## Records for this exercise
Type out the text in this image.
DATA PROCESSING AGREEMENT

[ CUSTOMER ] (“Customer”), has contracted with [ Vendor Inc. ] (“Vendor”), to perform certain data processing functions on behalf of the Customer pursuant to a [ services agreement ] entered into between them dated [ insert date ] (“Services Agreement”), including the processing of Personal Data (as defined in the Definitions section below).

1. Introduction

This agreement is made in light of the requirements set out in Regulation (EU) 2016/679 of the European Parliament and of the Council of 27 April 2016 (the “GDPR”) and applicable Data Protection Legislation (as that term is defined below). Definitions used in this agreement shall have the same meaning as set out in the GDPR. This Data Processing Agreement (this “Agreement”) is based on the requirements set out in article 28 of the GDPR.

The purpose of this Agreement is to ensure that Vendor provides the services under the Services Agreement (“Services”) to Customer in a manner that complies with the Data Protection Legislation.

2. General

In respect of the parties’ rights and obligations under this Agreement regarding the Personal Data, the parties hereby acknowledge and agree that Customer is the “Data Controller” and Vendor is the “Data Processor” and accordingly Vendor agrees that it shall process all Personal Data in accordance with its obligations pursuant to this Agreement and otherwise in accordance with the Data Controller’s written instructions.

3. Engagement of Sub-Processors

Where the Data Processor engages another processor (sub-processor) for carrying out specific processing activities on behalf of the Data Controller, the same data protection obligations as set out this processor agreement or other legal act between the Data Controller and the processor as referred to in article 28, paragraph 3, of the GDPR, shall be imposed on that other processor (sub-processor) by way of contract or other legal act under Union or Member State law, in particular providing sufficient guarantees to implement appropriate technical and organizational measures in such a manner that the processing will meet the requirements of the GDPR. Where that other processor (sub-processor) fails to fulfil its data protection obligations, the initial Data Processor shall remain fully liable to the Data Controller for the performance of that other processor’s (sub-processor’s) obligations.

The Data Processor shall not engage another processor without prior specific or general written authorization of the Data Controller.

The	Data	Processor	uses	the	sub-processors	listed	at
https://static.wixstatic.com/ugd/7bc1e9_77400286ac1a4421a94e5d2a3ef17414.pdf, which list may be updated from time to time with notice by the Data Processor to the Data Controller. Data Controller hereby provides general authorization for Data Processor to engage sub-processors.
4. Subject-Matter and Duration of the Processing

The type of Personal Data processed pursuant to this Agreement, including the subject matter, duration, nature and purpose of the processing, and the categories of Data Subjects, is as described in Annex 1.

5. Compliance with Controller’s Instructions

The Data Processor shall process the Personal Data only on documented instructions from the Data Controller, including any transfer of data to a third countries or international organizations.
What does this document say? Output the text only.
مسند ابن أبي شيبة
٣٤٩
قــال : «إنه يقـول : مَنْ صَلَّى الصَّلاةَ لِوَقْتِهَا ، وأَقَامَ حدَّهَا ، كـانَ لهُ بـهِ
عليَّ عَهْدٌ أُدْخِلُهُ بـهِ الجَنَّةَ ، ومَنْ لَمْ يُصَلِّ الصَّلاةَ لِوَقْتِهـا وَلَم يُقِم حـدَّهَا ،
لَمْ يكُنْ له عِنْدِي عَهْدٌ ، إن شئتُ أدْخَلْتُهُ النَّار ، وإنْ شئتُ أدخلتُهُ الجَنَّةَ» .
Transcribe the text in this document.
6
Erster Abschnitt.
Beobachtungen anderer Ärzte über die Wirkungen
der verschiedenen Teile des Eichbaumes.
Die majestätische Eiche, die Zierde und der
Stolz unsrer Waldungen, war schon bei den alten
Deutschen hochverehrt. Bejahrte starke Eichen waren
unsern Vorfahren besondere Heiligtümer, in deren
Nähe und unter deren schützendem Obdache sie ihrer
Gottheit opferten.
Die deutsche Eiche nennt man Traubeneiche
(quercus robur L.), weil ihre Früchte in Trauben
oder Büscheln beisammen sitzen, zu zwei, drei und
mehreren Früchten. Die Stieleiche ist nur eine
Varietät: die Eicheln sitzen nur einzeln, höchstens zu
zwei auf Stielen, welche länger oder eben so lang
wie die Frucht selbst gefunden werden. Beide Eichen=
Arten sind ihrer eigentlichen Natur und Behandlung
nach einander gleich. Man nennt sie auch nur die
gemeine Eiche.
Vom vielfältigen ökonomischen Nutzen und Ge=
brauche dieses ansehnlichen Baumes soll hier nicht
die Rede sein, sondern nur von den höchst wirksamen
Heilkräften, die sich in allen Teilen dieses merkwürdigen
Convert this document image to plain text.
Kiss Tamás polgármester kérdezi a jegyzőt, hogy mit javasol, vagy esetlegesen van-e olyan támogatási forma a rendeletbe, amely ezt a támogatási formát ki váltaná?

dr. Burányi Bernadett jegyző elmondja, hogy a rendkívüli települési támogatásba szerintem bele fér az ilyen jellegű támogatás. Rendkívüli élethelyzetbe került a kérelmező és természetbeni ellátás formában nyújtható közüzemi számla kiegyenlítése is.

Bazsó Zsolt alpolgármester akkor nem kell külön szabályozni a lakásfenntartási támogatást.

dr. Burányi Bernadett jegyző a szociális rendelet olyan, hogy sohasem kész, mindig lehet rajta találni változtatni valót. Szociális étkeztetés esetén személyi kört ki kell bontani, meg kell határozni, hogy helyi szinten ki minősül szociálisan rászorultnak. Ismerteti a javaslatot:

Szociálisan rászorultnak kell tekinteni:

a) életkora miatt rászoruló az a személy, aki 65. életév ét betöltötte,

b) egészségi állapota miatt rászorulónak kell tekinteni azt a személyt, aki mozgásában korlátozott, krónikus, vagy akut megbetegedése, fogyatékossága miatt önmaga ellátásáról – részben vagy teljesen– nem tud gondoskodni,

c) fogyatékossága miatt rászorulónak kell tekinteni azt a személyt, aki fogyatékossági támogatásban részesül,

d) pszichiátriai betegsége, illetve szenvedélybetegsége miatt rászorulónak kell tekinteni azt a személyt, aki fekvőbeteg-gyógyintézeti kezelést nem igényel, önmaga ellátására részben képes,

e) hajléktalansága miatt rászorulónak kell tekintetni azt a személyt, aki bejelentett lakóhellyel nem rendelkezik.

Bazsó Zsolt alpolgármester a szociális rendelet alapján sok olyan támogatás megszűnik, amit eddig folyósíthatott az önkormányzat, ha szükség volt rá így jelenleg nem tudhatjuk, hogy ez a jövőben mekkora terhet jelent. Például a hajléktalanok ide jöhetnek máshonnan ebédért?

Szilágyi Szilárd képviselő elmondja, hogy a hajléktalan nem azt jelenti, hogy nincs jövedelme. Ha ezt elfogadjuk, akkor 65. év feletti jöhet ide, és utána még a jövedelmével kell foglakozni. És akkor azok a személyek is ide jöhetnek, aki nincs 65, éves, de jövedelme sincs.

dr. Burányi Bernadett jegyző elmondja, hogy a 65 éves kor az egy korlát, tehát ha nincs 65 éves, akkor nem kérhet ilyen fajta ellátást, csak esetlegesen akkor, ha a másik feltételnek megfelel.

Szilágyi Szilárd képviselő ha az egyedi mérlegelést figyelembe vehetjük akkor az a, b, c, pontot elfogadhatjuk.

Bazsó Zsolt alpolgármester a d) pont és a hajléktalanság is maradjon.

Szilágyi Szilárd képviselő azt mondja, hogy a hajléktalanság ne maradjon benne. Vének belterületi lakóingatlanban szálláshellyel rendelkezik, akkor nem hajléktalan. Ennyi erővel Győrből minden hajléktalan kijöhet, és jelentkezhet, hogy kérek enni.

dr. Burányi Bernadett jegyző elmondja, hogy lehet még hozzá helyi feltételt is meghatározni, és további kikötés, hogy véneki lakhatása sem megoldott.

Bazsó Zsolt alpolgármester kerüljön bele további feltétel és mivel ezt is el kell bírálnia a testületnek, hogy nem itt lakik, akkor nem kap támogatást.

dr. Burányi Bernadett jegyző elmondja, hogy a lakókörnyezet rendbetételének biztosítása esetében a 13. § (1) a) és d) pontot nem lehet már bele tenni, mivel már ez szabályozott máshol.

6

## What is needed
Some lines of the data above may hold the word "rendelkezik"; report how many do, and nothing else.

## Solution for this exercise
2